RECORD EXCERPTS ▸

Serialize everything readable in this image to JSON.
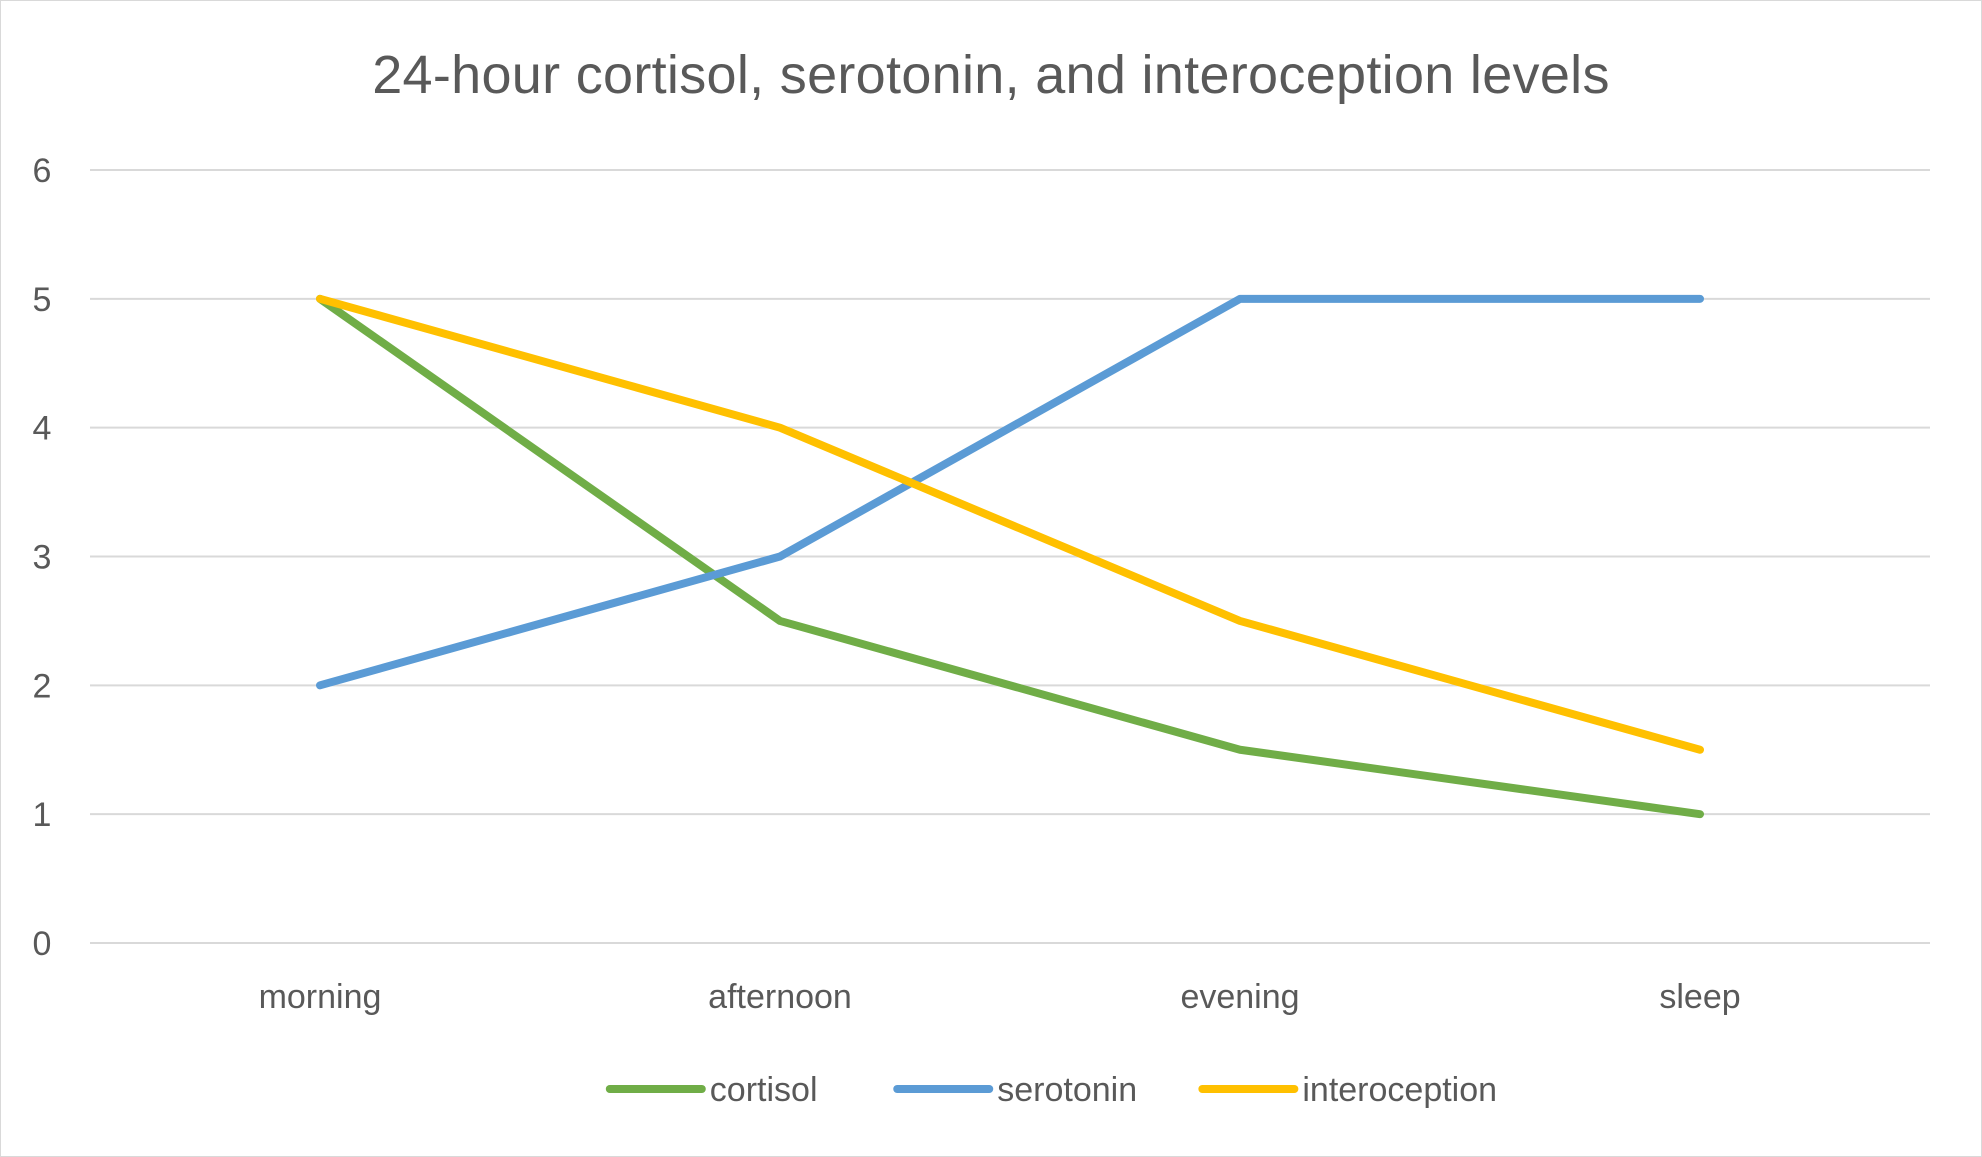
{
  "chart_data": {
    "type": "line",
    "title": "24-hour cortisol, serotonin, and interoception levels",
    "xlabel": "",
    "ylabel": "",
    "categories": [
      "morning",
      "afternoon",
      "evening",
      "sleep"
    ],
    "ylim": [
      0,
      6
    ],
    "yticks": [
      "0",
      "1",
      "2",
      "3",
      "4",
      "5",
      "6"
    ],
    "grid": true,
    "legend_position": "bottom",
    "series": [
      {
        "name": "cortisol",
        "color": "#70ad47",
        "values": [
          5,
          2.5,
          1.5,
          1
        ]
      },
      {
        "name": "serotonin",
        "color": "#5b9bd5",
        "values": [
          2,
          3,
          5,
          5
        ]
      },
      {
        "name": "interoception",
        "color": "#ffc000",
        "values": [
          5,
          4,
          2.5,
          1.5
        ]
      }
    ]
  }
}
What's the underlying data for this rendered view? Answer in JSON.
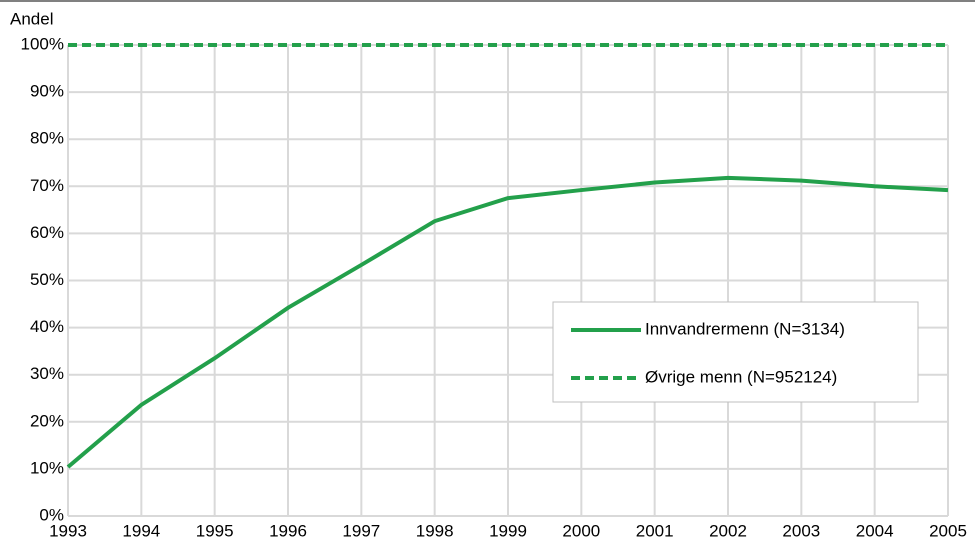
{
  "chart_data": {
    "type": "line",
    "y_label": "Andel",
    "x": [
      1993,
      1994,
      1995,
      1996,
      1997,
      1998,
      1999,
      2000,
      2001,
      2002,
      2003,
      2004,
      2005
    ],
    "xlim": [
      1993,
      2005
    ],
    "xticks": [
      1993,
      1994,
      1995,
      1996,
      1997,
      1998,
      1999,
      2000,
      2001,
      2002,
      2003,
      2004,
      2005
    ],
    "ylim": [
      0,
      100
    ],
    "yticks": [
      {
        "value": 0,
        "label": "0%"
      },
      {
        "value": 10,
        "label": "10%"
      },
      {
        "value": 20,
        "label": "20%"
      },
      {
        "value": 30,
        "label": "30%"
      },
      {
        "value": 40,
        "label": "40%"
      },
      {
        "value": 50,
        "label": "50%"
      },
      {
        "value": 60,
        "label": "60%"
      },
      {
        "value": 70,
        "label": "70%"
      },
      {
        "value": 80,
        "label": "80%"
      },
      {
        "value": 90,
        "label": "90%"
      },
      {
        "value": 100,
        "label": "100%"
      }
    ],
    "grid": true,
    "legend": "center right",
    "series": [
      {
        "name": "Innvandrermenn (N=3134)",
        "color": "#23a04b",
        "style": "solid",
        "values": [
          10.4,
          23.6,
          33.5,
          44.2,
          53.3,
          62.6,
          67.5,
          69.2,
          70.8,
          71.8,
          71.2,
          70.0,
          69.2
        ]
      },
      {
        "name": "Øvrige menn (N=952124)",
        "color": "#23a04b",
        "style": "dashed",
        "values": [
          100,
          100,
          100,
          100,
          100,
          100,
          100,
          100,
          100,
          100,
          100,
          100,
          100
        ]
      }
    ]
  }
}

WHAT IS EXPECTED ▸
Leave images out of the retyped records; keep all else exact.

TASK RESULT ▸
Serialize everything readable in this image to JSON.
{
  "chart_data": {
    "type": "line",
    "title": "24-hour cortisol, serotonin, and interoception levels",
    "xlabel": "",
    "ylabel": "",
    "categories": [
      "morning",
      "afternoon",
      "evening",
      "sleep"
    ],
    "ylim": [
      0,
      6
    ],
    "yticks": [
      "0",
      "1",
      "2",
      "3",
      "4",
      "5",
      "6"
    ],
    "grid": true,
    "legend_position": "bottom",
    "series": [
      {
        "name": "cortisol",
        "color": "#70ad47",
        "values": [
          5,
          2.5,
          1.5,
          1
        ]
      },
      {
        "name": "serotonin",
        "color": "#5b9bd5",
        "values": [
          2,
          3,
          5,
          5
        ]
      },
      {
        "name": "interoception",
        "color": "#ffc000",
        "values": [
          5,
          4,
          2.5,
          1.5
        ]
      }
    ]
  }
}
What's the underlying data for this rendered view? Answer in JSON.
{
  "chart_data": {
    "type": "line",
    "y_label": "Andel",
    "x": [
      1993,
      1994,
      1995,
      1996,
      1997,
      1998,
      1999,
      2000,
      2001,
      2002,
      2003,
      2004,
      2005
    ],
    "xlim": [
      1993,
      2005
    ],
    "xticks": [
      1993,
      1994,
      1995,
      1996,
      1997,
      1998,
      1999,
      2000,
      2001,
      2002,
      2003,
      2004,
      2005
    ],
    "ylim": [
      0,
      100
    ],
    "yticks": [
      {
        "value": 0,
        "label": "0%"
      },
      {
        "value": 10,
        "label": "10%"
      },
      {
        "value": 20,
        "label": "20%"
      },
      {
        "value": 30,
        "label": "30%"
      },
      {
        "value": 40,
        "label": "40%"
      },
      {
        "value": 50,
        "label": "50%"
      },
      {
        "value": 60,
        "label": "60%"
      },
      {
        "value": 70,
        "label": "70%"
      },
      {
        "value": 80,
        "label": "80%"
      },
      {
        "value": 90,
        "label": "90%"
      },
      {
        "value": 100,
        "label": "100%"
      }
    ],
    "grid": true,
    "legend": "center right",
    "series": [
      {
        "name": "Innvandrermenn (N=3134)",
        "color": "#23a04b",
        "style": "solid",
        "values": [
          10.4,
          23.6,
          33.5,
          44.2,
          53.3,
          62.6,
          67.5,
          69.2,
          70.8,
          71.8,
          71.2,
          70.0,
          69.2
        ]
      },
      {
        "name": "Øvrige menn (N=952124)",
        "color": "#23a04b",
        "style": "dashed",
        "values": [
          100,
          100,
          100,
          100,
          100,
          100,
          100,
          100,
          100,
          100,
          100,
          100,
          100
        ]
      }
    ]
  }
}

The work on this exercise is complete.